=== SET TASK ===
Reply with one number: the count of lines in the listing that contain the string "action".

— Start DATA FOR THIS EXERCISE —

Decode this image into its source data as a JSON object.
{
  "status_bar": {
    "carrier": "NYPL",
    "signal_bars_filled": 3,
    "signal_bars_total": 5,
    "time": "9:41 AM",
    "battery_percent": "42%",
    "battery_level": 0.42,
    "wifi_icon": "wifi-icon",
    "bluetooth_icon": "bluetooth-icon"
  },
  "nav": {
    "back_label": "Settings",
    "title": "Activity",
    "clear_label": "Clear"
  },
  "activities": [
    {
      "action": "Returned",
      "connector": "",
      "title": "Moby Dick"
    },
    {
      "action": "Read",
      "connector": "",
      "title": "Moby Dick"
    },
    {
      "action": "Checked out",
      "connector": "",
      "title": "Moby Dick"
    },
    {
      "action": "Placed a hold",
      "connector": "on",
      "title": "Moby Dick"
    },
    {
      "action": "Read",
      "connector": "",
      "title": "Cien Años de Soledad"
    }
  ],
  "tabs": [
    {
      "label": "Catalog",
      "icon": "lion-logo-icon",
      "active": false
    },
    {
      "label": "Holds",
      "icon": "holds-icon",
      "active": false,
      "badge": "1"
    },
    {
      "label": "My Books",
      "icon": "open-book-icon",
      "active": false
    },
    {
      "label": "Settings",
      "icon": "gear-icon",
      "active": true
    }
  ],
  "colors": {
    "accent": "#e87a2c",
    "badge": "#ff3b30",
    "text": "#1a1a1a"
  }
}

— End DATA FOR THIS EXERCISE —

=== SOLUTION TO THE PROBLEM ===
5